Gather all lines from the material that contain "name".

[Start Excerpted records]

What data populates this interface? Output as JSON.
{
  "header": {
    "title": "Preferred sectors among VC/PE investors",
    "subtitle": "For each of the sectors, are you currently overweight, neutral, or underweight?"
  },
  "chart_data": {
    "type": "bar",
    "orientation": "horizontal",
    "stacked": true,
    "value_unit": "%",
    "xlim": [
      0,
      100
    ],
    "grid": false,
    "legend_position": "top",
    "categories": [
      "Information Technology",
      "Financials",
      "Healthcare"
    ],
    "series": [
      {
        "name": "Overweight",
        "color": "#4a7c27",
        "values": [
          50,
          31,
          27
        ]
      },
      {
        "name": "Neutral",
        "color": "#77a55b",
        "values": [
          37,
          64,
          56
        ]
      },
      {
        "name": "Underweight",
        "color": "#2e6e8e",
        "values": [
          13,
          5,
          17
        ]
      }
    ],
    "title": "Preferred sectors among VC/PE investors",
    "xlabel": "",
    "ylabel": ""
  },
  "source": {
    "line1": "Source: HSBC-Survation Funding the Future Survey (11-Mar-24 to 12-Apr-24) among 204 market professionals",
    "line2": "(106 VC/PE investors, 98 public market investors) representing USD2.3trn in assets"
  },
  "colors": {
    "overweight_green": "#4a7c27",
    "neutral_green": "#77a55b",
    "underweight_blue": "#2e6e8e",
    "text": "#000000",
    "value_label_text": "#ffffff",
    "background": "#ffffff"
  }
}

[End Excerpted records]

_The output:_
        "name": "Overweight",
        "name": "Neutral",
        "name": "Underweight",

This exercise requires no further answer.